Reproduce verbatim the stretch from the first of the rows below through the line containing "setting-link[interactable]: Editor: Detect", with both ends included.

Start of Extracted entries

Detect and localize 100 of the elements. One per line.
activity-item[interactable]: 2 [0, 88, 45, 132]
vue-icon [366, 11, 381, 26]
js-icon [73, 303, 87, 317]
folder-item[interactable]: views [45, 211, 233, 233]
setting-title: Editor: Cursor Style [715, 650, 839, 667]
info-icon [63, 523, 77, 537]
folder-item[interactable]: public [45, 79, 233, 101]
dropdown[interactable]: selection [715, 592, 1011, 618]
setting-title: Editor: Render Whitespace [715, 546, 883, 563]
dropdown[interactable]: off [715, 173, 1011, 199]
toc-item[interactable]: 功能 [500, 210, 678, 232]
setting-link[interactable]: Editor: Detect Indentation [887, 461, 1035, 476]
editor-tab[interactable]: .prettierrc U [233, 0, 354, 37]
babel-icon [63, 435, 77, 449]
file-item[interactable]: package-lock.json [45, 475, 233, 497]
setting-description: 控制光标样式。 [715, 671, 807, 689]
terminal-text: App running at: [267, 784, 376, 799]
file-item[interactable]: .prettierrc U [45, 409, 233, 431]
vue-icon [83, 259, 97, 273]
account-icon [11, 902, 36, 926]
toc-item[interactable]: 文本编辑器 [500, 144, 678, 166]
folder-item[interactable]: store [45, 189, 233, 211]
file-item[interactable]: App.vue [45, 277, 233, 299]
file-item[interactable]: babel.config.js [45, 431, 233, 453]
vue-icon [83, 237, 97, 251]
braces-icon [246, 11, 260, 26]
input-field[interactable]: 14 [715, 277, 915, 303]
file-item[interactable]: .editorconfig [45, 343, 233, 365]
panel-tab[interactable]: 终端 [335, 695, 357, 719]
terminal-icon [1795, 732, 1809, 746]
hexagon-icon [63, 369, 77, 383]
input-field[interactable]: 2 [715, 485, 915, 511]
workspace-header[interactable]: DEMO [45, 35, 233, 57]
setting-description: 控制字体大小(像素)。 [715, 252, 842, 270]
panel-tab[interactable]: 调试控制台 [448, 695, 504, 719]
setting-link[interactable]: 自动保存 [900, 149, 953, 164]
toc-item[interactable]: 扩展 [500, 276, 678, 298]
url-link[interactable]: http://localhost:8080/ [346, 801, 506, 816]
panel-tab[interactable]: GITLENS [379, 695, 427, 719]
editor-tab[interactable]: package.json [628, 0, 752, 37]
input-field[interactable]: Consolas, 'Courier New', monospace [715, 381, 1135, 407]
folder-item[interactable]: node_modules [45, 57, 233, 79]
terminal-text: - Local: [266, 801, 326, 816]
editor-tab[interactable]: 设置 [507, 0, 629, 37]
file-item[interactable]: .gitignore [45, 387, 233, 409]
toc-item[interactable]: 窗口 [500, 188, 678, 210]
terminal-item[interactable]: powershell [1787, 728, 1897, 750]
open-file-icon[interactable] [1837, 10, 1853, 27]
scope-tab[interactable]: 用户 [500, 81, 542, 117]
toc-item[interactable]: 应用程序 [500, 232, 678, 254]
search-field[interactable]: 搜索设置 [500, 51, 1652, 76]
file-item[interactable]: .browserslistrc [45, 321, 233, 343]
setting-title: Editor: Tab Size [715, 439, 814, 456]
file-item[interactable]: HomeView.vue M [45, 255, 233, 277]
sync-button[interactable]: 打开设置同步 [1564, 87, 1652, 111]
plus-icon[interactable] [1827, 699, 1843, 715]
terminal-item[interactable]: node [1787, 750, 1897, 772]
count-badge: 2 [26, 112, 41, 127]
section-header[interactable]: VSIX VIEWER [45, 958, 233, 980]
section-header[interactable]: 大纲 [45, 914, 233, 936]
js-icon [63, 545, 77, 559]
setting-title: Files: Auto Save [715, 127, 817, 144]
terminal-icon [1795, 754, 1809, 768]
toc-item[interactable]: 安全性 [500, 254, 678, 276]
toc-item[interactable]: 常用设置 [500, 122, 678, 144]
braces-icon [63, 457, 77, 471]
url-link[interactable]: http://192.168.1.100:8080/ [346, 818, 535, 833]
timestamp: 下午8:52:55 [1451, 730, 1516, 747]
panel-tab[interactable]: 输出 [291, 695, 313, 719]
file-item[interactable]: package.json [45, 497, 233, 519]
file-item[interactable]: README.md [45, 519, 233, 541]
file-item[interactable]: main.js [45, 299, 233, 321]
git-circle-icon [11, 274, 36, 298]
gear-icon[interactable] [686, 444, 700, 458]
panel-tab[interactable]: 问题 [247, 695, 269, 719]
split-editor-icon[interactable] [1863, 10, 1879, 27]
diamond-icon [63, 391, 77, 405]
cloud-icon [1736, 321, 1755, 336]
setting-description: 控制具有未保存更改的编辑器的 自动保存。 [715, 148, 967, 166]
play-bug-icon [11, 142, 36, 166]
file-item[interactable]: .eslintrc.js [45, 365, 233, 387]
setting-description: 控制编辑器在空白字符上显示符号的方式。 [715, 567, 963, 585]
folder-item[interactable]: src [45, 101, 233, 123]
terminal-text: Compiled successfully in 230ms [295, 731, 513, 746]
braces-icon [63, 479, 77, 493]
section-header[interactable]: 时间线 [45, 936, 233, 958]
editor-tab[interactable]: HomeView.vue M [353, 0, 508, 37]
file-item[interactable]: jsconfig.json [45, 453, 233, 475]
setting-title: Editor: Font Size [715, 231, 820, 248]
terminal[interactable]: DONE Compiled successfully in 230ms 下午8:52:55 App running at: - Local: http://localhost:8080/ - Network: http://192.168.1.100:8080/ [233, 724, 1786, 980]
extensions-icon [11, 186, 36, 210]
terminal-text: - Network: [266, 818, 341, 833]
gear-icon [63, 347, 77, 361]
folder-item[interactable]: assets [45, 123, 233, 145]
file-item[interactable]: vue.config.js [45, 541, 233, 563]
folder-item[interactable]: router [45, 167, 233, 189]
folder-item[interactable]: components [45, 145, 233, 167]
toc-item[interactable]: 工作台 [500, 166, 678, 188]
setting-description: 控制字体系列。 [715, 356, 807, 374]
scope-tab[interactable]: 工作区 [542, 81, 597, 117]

End of Extracted entries

Right answer
Detect and localize 100 of the elements. One per line.
activity-item[interactable]: 2 [0, 88, 45, 132]
vue-icon [366, 11, 381, 26]
js-icon [73, 303, 87, 317]
folder-item[interactable]: views [45, 211, 233, 233]
setting-title: Editor: Cursor Style [715, 650, 839, 667]
info-icon [63, 523, 77, 537]
folder-item[interactable]: public [45, 79, 233, 101]
dropdown[interactable]: selection [715, 592, 1011, 618]
setting-title: Editor: Render Whitespace [715, 546, 883, 563]
dropdown[interactable]: off [715, 173, 1011, 199]
toc-item[interactable]: 功能 [500, 210, 678, 232]
setting-link[interactable]: Editor: Detect Indentation [887, 461, 1035, 476]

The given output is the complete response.